_Selected text_
□ □ □ □ □

Indiana team gives back amid tournament success
By Greg McCain
Success is measured in many ways relative to tournament competition.
Wins and high finishes are certainly tangible goals for most competitors while other intangibles are less easily measured. The ACC Crappie Stix team of Tim Guard and Robert Williams found success on both sides of the equation, recently finishing up a tournament year with success based on every variable considered.
Robert and Tim enjoyed several strong finishes in tournaments, placing second in the angler of the year (AOY) competition among members of the Indiana Slabmaster circuit, while at the same time, finding ways to encourage the growth of crappie fishing. At one of the final tournaments of the year, Tim and Robert spearheaded a drive to put fishing tackle in the hands of the youths involved in the competition.
That charitable effort culminated a year of high finishes in tournaments for the Indiana team. Robert said the duo “got a fourth and three second places in the Indiana Slabmasters.

□ □ □ □ □

_Task brief_
Copy the article about the Indiana crappie team in full, word for word. Draw only on the article about the Indiana crappie team.

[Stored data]
□ □ □ □ □

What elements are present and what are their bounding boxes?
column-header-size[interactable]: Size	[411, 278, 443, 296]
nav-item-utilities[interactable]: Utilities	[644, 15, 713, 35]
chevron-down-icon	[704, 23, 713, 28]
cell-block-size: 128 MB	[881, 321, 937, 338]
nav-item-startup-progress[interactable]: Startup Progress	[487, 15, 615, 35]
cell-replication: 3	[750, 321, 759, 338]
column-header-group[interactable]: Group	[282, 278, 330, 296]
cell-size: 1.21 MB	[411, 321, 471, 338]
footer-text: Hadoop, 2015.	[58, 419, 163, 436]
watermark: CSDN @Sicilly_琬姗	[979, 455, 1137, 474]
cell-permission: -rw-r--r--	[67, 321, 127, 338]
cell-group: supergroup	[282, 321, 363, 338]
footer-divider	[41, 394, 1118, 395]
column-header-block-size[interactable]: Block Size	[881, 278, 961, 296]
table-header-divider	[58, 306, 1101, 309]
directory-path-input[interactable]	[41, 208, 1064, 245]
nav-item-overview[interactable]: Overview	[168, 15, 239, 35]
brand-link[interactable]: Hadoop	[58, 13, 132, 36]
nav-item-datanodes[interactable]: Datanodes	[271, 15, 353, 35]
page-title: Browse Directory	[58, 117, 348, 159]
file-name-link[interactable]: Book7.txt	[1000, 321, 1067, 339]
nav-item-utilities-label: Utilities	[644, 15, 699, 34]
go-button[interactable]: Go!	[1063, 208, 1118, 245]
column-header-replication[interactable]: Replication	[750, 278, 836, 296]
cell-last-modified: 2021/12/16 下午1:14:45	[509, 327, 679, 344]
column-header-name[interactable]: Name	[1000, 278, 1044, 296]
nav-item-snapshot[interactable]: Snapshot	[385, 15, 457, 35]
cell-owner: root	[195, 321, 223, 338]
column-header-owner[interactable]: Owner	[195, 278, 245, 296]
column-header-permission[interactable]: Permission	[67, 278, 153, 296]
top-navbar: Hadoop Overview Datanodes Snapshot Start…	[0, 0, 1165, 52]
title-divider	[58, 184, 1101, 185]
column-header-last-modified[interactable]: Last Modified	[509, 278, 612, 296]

□ □ □ □ □

_Completed task_
Indiana team gives back amid tournament success
By Greg McCain
Success is measured in many ways relative to tournament competition.
Wins and high finishes are certainly tangible goals for most competitors while other intangibles are less easily measured. The ACC Crappie Stix team of Tim Guard and Robert Williams found success on both sides of the equation, recently finishing up a tournament year with success based on every variable considered.
Robert and Tim enjoyed several strong finishes in tournaments, placing second in the angler of the year (AOY) competition among members of the Indiana Slabmaster circuit, while at the same time, finding ways to encourage the growth of crappie fishing. At one of the final tournaments of the year, Tim and Robert spearheaded a drive to put fishing tackle in the hands of the youths involved in the competition.
That charitable effort culminated a year of high finishes in tournaments for the Indiana team. Robert said the duo “got a fourth and three second places in the Indiana Slabmasters.